Task prompt | Find each line with the word "Überstunden" and state how many there are, nothing more.

++++ The records

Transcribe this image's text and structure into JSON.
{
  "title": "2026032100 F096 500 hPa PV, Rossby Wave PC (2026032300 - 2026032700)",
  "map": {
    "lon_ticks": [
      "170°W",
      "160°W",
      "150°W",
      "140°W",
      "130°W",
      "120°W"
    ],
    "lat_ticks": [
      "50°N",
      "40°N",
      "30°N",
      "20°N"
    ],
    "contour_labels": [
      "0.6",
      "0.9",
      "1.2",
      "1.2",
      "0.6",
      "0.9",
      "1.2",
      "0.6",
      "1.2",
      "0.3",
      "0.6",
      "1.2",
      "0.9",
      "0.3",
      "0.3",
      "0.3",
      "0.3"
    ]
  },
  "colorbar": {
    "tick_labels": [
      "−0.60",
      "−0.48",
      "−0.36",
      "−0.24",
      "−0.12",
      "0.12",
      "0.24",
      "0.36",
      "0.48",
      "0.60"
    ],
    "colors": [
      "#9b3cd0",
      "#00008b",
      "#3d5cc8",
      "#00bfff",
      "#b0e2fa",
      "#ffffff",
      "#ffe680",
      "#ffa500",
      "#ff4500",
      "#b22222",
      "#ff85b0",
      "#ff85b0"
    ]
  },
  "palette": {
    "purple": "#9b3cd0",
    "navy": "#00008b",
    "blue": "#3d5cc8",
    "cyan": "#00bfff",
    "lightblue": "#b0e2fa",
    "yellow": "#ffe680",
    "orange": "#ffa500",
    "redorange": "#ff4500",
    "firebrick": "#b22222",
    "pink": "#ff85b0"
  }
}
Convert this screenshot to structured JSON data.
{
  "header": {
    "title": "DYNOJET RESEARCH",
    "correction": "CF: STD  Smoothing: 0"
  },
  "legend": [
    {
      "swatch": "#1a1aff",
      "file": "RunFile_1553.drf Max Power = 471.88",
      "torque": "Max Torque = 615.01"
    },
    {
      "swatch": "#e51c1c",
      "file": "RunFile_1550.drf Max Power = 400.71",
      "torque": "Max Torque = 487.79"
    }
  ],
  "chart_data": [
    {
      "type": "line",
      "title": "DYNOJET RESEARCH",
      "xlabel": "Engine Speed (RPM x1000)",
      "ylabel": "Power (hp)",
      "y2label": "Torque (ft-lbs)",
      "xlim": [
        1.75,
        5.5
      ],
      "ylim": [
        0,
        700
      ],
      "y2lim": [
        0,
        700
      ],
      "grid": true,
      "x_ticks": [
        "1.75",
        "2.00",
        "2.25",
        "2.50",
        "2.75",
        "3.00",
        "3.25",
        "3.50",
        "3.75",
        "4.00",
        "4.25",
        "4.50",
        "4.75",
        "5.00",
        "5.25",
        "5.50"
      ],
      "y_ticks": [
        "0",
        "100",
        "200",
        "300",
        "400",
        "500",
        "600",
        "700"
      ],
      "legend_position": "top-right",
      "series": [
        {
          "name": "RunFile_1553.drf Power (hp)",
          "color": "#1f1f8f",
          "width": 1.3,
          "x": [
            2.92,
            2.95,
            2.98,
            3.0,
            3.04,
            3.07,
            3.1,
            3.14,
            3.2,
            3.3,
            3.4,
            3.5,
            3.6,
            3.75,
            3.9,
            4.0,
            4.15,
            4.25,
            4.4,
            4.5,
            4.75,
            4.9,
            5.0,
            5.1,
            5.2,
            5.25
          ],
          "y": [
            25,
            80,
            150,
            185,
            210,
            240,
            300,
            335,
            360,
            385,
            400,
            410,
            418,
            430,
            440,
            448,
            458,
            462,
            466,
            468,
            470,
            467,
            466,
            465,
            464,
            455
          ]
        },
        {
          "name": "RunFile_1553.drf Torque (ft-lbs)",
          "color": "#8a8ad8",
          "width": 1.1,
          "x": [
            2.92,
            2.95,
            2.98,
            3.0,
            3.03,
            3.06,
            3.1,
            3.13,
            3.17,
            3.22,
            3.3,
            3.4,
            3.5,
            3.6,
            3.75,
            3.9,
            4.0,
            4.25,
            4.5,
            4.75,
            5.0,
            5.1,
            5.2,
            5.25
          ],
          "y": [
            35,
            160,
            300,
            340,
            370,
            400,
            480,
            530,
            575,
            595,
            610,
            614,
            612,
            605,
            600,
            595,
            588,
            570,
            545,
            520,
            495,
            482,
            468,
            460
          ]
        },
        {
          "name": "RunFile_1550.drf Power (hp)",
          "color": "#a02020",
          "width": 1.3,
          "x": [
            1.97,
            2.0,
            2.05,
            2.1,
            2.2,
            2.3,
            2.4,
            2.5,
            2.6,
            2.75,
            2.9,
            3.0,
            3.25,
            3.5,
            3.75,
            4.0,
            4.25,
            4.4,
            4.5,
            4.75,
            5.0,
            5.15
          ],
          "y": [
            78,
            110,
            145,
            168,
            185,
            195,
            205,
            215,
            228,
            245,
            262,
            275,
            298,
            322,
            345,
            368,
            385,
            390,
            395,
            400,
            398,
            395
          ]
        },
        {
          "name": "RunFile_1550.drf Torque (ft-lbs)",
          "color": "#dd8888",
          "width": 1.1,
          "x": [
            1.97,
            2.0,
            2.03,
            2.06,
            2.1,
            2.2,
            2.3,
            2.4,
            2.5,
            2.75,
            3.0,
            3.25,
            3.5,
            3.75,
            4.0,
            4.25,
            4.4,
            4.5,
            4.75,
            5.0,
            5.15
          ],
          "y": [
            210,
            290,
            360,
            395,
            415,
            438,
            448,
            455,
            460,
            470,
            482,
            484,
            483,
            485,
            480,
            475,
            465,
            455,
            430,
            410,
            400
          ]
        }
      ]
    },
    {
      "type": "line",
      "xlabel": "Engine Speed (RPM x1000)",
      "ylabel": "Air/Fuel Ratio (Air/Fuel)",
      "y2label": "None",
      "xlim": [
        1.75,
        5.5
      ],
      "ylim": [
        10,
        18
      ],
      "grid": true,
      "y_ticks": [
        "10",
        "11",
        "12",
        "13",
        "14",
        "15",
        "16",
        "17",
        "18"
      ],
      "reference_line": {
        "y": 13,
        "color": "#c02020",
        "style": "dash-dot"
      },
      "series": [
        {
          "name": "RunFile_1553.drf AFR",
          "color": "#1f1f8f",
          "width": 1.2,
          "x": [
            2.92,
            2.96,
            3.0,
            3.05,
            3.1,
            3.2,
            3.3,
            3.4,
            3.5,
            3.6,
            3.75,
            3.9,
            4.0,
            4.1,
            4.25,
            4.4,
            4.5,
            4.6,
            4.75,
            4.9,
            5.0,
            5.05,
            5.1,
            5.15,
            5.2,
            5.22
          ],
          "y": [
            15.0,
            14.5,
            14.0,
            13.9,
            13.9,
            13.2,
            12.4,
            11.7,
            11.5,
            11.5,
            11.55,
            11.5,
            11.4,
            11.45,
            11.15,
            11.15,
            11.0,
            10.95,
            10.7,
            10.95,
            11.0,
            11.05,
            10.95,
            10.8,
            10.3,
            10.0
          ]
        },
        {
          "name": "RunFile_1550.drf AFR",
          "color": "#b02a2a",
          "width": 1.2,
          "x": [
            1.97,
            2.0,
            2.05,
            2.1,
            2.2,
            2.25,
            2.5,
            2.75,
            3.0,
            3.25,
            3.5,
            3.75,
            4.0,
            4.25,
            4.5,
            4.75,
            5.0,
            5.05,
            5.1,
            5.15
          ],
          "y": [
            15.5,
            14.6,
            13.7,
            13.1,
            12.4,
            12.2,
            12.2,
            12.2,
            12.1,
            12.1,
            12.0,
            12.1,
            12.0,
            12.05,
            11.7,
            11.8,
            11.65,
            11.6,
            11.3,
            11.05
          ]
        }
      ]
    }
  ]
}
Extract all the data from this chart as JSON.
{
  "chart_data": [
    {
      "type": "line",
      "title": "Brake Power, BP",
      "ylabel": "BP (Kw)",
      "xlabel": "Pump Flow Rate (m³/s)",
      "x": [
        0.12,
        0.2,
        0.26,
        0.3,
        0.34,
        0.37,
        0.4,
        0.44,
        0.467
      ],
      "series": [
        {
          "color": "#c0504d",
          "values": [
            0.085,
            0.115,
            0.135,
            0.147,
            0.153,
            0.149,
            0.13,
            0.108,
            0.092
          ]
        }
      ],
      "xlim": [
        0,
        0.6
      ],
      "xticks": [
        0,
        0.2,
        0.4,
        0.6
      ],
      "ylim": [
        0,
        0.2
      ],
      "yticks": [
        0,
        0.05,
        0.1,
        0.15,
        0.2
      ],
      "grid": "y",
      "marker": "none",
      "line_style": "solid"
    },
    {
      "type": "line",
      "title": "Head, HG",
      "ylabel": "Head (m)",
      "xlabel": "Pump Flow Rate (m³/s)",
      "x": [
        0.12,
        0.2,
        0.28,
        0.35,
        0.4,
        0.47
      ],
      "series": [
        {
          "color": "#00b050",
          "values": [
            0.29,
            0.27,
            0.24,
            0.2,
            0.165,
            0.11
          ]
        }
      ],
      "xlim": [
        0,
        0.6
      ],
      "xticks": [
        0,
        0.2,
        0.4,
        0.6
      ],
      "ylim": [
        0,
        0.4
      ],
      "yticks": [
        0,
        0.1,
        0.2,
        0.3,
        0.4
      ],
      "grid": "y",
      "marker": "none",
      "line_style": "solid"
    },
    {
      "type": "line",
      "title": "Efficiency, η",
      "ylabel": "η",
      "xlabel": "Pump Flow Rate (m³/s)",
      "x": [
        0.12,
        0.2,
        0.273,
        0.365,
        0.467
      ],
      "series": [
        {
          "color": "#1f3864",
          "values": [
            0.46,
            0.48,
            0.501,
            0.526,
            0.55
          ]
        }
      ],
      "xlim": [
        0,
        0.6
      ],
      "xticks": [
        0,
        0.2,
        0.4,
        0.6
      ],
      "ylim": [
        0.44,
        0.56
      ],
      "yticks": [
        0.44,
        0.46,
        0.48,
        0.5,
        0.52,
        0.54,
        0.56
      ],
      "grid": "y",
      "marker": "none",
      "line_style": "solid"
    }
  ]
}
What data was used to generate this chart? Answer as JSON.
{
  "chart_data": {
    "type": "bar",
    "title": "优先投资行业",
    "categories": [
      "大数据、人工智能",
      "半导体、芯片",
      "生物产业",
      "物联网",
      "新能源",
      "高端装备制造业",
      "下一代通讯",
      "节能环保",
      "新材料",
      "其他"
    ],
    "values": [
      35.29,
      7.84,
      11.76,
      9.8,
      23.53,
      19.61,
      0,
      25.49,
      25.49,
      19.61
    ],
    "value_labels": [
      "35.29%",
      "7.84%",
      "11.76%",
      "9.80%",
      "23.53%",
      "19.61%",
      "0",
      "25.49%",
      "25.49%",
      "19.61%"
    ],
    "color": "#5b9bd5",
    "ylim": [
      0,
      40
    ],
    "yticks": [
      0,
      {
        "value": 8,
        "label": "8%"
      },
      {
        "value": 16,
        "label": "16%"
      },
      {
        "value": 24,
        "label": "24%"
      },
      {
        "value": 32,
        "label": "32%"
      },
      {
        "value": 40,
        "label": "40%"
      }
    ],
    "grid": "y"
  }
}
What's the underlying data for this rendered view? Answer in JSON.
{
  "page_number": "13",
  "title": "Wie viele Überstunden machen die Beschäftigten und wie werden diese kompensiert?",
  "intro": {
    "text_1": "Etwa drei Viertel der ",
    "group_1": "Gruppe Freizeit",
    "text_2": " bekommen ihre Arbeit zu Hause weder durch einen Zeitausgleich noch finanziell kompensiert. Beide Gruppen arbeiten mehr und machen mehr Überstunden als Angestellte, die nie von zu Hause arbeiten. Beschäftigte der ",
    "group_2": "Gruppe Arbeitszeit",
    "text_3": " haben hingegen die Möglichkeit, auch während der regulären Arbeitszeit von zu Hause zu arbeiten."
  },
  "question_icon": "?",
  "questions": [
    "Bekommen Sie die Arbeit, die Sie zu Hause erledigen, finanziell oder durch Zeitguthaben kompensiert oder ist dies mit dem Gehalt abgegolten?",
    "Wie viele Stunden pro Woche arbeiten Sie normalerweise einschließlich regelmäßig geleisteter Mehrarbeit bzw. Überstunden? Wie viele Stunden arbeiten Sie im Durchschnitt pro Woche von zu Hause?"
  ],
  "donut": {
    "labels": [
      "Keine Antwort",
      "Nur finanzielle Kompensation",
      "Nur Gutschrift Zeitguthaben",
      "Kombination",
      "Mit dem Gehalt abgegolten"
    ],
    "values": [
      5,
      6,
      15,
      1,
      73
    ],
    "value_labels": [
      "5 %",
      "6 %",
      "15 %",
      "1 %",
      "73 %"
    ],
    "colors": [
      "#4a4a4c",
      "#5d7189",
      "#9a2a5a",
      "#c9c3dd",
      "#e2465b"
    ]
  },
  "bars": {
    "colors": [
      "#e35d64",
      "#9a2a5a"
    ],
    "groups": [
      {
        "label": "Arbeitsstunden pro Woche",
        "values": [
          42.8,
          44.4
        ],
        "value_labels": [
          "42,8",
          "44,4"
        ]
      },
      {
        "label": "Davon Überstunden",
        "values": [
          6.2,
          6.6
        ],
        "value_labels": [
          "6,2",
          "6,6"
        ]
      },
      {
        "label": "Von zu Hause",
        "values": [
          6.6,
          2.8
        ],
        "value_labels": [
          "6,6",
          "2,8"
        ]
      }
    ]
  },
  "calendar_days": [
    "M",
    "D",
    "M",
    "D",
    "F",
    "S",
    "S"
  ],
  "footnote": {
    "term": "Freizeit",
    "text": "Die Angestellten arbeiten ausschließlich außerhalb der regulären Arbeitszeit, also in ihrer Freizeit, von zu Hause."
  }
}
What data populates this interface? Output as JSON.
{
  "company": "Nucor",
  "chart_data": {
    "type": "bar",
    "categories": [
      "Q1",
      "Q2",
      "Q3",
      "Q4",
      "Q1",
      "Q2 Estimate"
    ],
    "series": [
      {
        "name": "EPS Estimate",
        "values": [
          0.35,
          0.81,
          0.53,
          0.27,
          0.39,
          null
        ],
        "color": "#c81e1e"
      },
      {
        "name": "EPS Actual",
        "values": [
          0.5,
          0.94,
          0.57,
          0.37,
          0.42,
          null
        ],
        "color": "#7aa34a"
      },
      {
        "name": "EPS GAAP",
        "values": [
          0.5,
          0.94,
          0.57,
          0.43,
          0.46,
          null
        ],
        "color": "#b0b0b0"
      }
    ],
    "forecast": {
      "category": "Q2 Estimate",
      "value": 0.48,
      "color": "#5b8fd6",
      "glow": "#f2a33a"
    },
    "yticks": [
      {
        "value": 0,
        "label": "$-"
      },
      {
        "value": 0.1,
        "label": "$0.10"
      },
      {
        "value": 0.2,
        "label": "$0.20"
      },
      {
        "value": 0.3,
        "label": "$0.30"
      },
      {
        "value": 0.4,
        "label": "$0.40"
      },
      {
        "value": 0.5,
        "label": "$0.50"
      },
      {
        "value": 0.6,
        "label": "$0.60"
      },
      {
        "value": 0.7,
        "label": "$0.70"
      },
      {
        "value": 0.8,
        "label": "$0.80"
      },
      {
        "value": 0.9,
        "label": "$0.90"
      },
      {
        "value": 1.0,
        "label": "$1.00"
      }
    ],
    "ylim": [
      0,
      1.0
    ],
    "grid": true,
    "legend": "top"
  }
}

++++++++

Solution below | 4